§ **JOB**:
Omit all pictures. Copy the rest of the material exactly.

○ ○ ○ ○

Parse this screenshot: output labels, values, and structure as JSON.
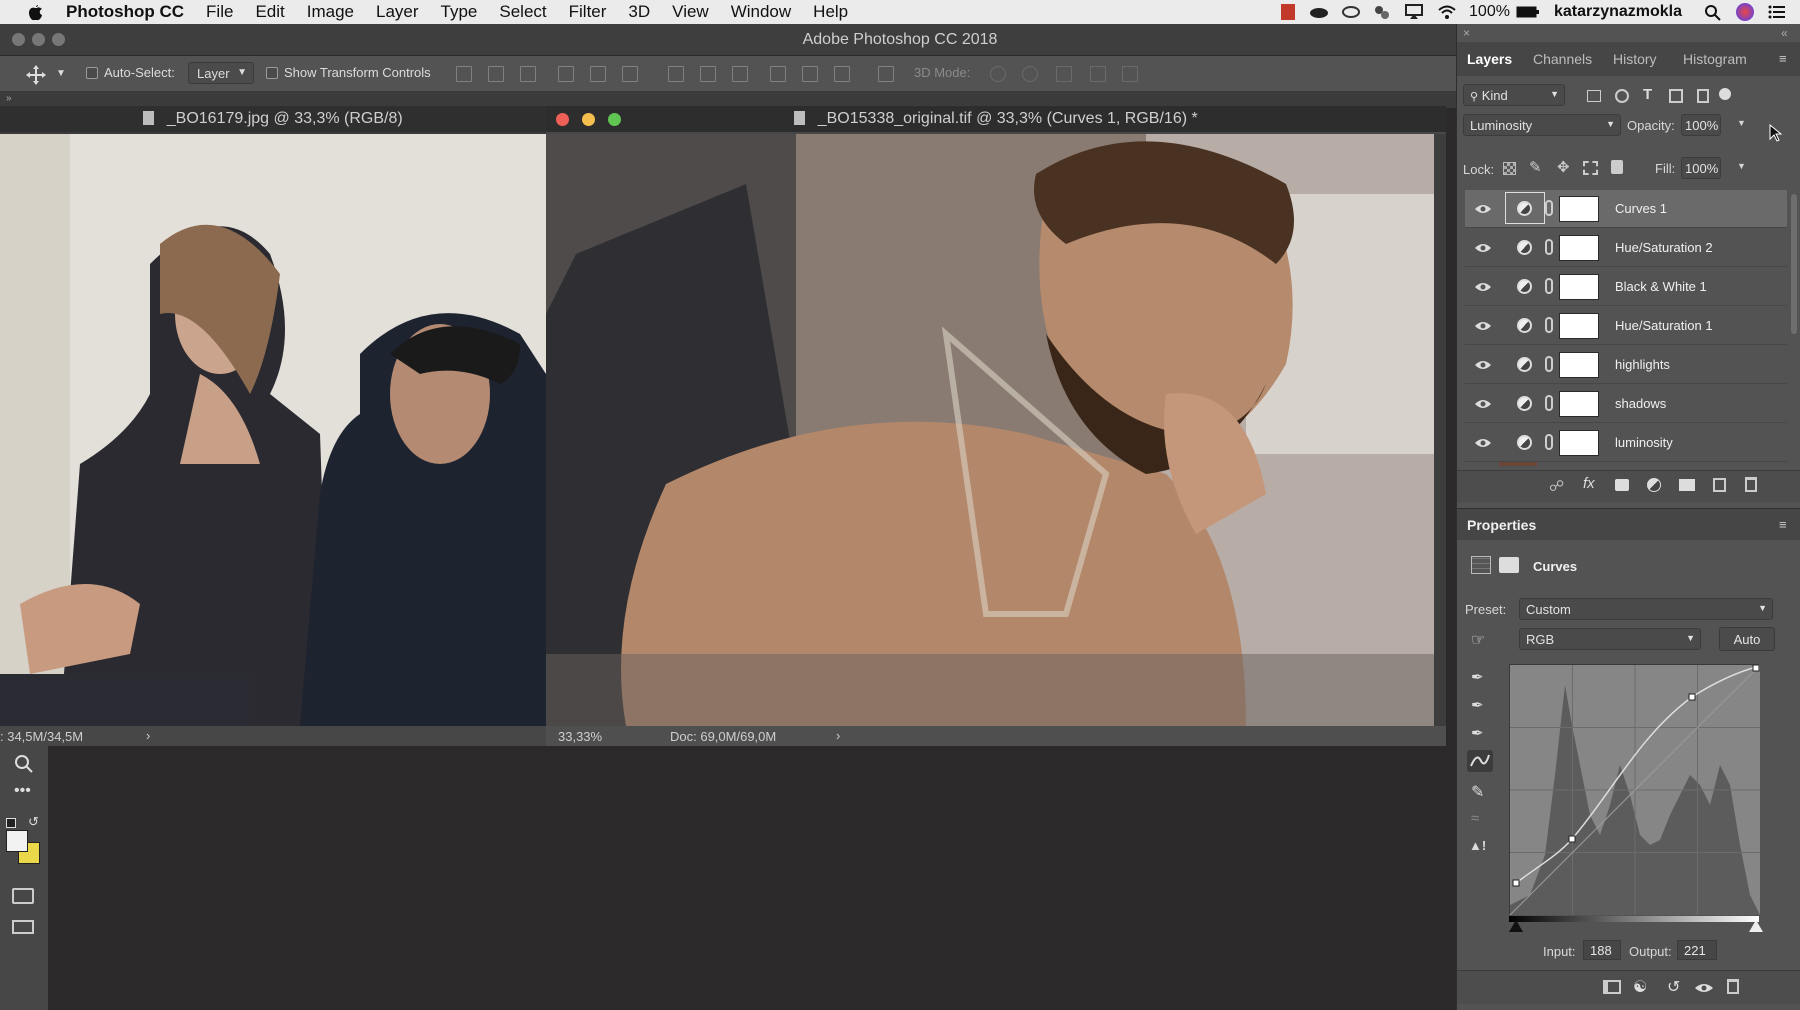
{
  "menubar": {
    "app_name": "Photoshop CC",
    "items": [
      "File",
      "Edit",
      "Image",
      "Layer",
      "Type",
      "Select",
      "Filter",
      "3D",
      "View",
      "Window",
      "Help"
    ],
    "battery": "100%",
    "username": "katarzynazmokla"
  },
  "app_title": "Adobe Photoshop CC 2018",
  "options": {
    "auto_select_label": "Auto-Select:",
    "auto_select_value": "Layer",
    "show_transform_label": "Show Transform Controls",
    "mode_3d_label": "3D Mode:"
  },
  "doc1": {
    "title": "_BO16179.jpg @ 33,3% (RGB/8)",
    "status": ": 34,5M/34,5M"
  },
  "doc2": {
    "title": "_BO15338_original.tif @ 33,3% (Curves 1, RGB/16) *",
    "zoom": "33,33%",
    "doc_size": "Doc: 69,0M/69,0M"
  },
  "layers_panel": {
    "tabs": [
      "Layers",
      "Channels",
      "History",
      "Histogram"
    ],
    "filter_kind": "Kind",
    "blend_mode": "Luminosity",
    "opacity_label": "Opacity:",
    "opacity_value": "100%",
    "lock_label": "Lock:",
    "fill_label": "Fill:",
    "fill_value": "100%",
    "layers": [
      {
        "name": "Curves 1",
        "selected": true
      },
      {
        "name": "Hue/Saturation 2",
        "selected": false
      },
      {
        "name": "Black & White 1",
        "selected": false
      },
      {
        "name": "Hue/Saturation 1",
        "selected": false
      },
      {
        "name": "highlights",
        "selected": false
      },
      {
        "name": "shadows",
        "selected": false
      },
      {
        "name": "luminosity",
        "selected": false
      }
    ]
  },
  "properties": {
    "title": "Properties",
    "adjustment": "Curves",
    "preset_label": "Preset:",
    "preset_value": "Custom",
    "channel_value": "RGB",
    "auto_label": "Auto",
    "input_label": "Input:",
    "input_value": "188",
    "output_label": "Output:",
    "output_value": "221"
  },
  "colors": {
    "accent_selected": "#6a6a6a",
    "panel_bg": "#535353",
    "background_swatch": "#e8d84a"
  }
}
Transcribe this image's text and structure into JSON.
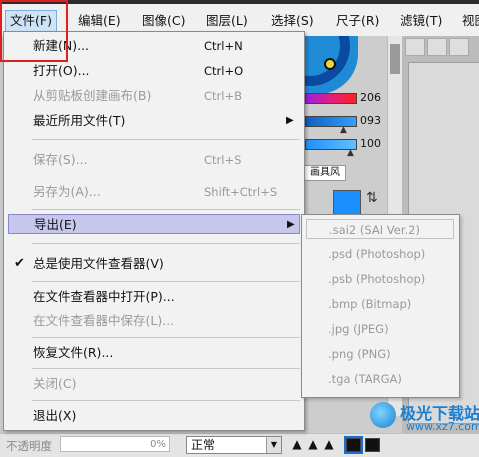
{
  "menubar": {
    "items": [
      "文件(F)",
      "编辑(E)",
      "图像(C)",
      "图层(L)",
      "选择(S)",
      "尺子(R)",
      "滤镜(T)",
      "视图"
    ]
  },
  "file_menu": {
    "items": [
      {
        "label": "新建(N)...",
        "shortcut": "Ctrl+N"
      },
      {
        "label": "打开(O)...",
        "shortcut": "Ctrl+O"
      },
      {
        "label": "从剪贴板创建画布(B)",
        "shortcut": "Ctrl+B"
      },
      {
        "label": "最近所用文件(T)",
        "shortcut": ""
      },
      {
        "label": "保存(S)...",
        "shortcut": "Ctrl+S"
      },
      {
        "label": "另存为(A)...",
        "shortcut": "Shift+Ctrl+S"
      },
      {
        "label": "导出(E)",
        "shortcut": ""
      },
      {
        "label": "总是使用文件查看器(V)",
        "shortcut": ""
      },
      {
        "label": "在文件查看器中打开(P)...",
        "shortcut": ""
      },
      {
        "label": "在文件查看器中保存(L)...",
        "shortcut": ""
      },
      {
        "label": "恢复文件(R)...",
        "shortcut": ""
      },
      {
        "label": "关闭(C)",
        "shortcut": ""
      },
      {
        "label": "退出(X)",
        "shortcut": ""
      }
    ],
    "submenu_arrow": "▶",
    "check_mark": "✔"
  },
  "export_submenu": {
    "items": [
      ".sai2 (SAI Ver.2)",
      ".psd (Photoshop)",
      ".psb (Photoshop)",
      ".bmp (Bitmap)",
      ".jpg (JPEG)",
      ".png (PNG)",
      ".tga (TARGA)"
    ]
  },
  "sliders": {
    "v1": "206",
    "v2": "093",
    "v3": "100"
  },
  "panel": {
    "tab_label": "画具风"
  },
  "bottom": {
    "opacity_label": "不透明度",
    "opacity_value": "0%",
    "blend_mode": "正常"
  },
  "watermark": {
    "title": "极光下载站",
    "url": "www.xz7.com"
  },
  "colors": {
    "highlight": "#c7c7ee",
    "accent_box": "#e02020",
    "primary": "#1a90ff"
  }
}
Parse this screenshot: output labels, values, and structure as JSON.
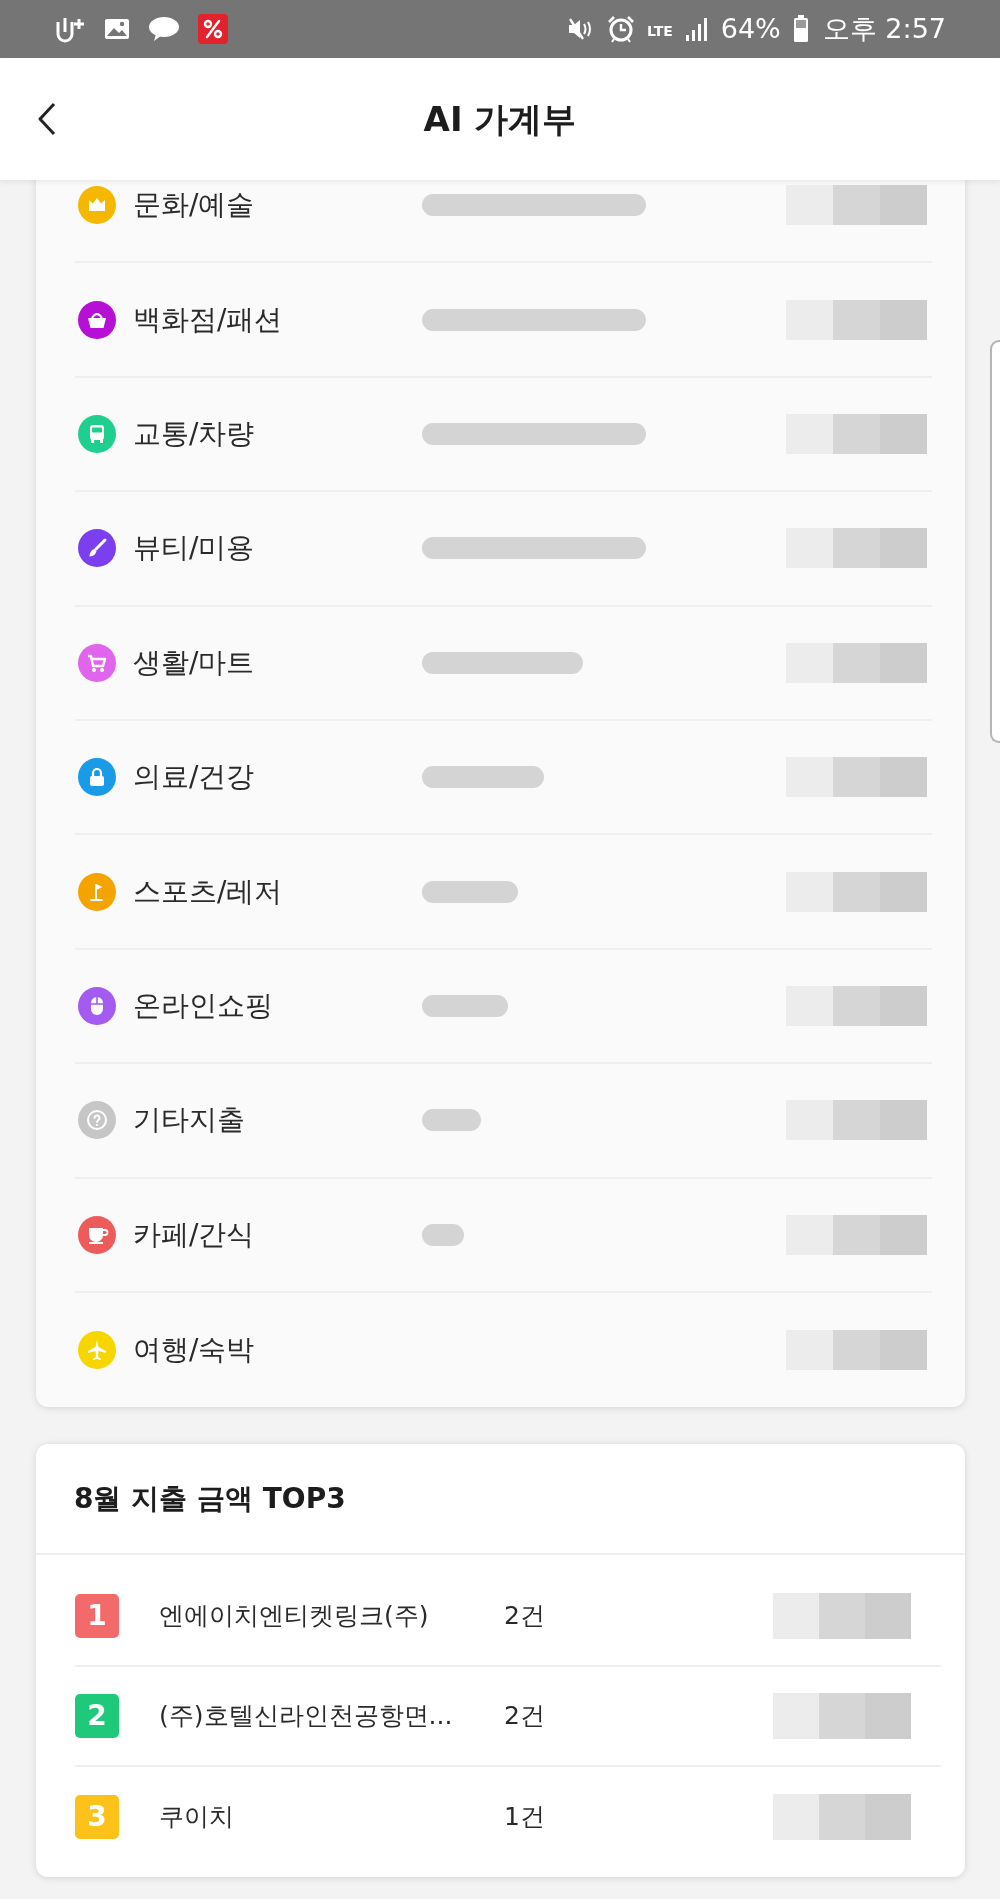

○ ○ ○ ○

§ **RESULT**:
Parse this screenshot: output labels, values, and structure as JSON.
{
  "menubar": {
    "app_name": "Photoshop CC",
    "items": [
      "File",
      "Edit",
      "Image",
      "Layer",
      "Type",
      "Select",
      "Filter",
      "3D",
      "View",
      "Window",
      "Help"
    ],
    "battery": "100%",
    "username": "katarzynazmokla"
  },
  "app_title": "Adobe Photoshop CC 2018",
  "options": {
    "auto_select_label": "Auto-Select:",
    "auto_select_value": "Layer",
    "show_transform_label": "Show Transform Controls",
    "mode_3d_label": "3D Mode:"
  },
  "doc1": {
    "title": "_BO16179.jpg @ 33,3% (RGB/8)",
    "status": ": 34,5M/34,5M"
  },
  "doc2": {
    "title": "_BO15338_original.tif @ 33,3% (Curves 1, RGB/16) *",
    "zoom": "33,33%",
    "doc_size": "Doc: 69,0M/69,0M"
  },
  "layers_panel": {
    "tabs": [
      "Layers",
      "Channels",
      "History",
      "Histogram"
    ],
    "filter_kind": "Kind",
    "blend_mode": "Luminosity",
    "opacity_label": "Opacity:",
    "opacity_value": "100%",
    "lock_label": "Lock:",
    "fill_label": "Fill:",
    "fill_value": "100%",
    "layers": [
      {
        "name": "Curves 1",
        "selected": true
      },
      {
        "name": "Hue/Saturation 2",
        "selected": false
      },
      {
        "name": "Black & White 1",
        "selected": false
      },
      {
        "name": "Hue/Saturation 1",
        "selected": false
      },
      {
        "name": "highlights",
        "selected": false
      },
      {
        "name": "shadows",
        "selected": false
      },
      {
        "name": "luminosity",
        "selected": false
      }
    ]
  },
  "properties": {
    "title": "Properties",
    "adjustment": "Curves",
    "preset_label": "Preset:",
    "preset_value": "Custom",
    "channel_value": "RGB",
    "auto_label": "Auto",
    "input_label": "Input:",
    "input_value": "188",
    "output_label": "Output:",
    "output_value": "221"
  },
  "colors": {
    "accent_selected": "#6a6a6a",
    "panel_bg": "#535353",
    "background_swatch": "#e8d84a"
  }
}
Transcribe this image's text and structure into JSON.
{
  "menubar": {
    "items": [
      "文件(F)",
      "编辑(E)",
      "图像(C)",
      "图层(L)",
      "选择(S)",
      "尺子(R)",
      "滤镜(T)",
      "视图"
    ]
  },
  "file_menu": {
    "items": [
      {
        "label": "新建(N)...",
        "shortcut": "Ctrl+N"
      },
      {
        "label": "打开(O)...",
        "shortcut": "Ctrl+O"
      },
      {
        "label": "从剪贴板创建画布(B)",
        "shortcut": "Ctrl+B"
      },
      {
        "label": "最近所用文件(T)",
        "shortcut": ""
      },
      {
        "label": "保存(S)...",
        "shortcut": "Ctrl+S"
      },
      {
        "label": "另存为(A)...",
        "shortcut": "Shift+Ctrl+S"
      },
      {
        "label": "导出(E)",
        "shortcut": ""
      },
      {
        "label": "总是使用文件查看器(V)",
        "shortcut": ""
      },
      {
        "label": "在文件查看器中打开(P)...",
        "shortcut": ""
      },
      {
        "label": "在文件查看器中保存(L)...",
        "shortcut": ""
      },
      {
        "label": "恢复文件(R)...",
        "shortcut": ""
      },
      {
        "label": "关闭(C)",
        "shortcut": ""
      },
      {
        "label": "退出(X)",
        "shortcut": ""
      }
    ],
    "submenu_arrow": "▶",
    "check_mark": "✔"
  },
  "export_submenu": {
    "items": [
      ".sai2 (SAI Ver.2)",
      ".psd (Photoshop)",
      ".psb (Photoshop)",
      ".bmp (Bitmap)",
      ".jpg (JPEG)",
      ".png (PNG)",
      ".tga (TARGA)"
    ]
  },
  "sliders": {
    "v1": "206",
    "v2": "093",
    "v3": "100"
  },
  "panel": {
    "tab_label": "画具风"
  },
  "bottom": {
    "opacity_label": "不透明度",
    "opacity_value": "0%",
    "blend_mode": "正常"
  },
  "watermark": {
    "title": "极光下载站",
    "url": "www.xz7.com"
  },
  "colors": {
    "highlight": "#c7c7ee",
    "accent_box": "#e02020",
    "primary": "#1a90ff"
  }
}
Parse this screenshot: output labels, values, and structure as JSON.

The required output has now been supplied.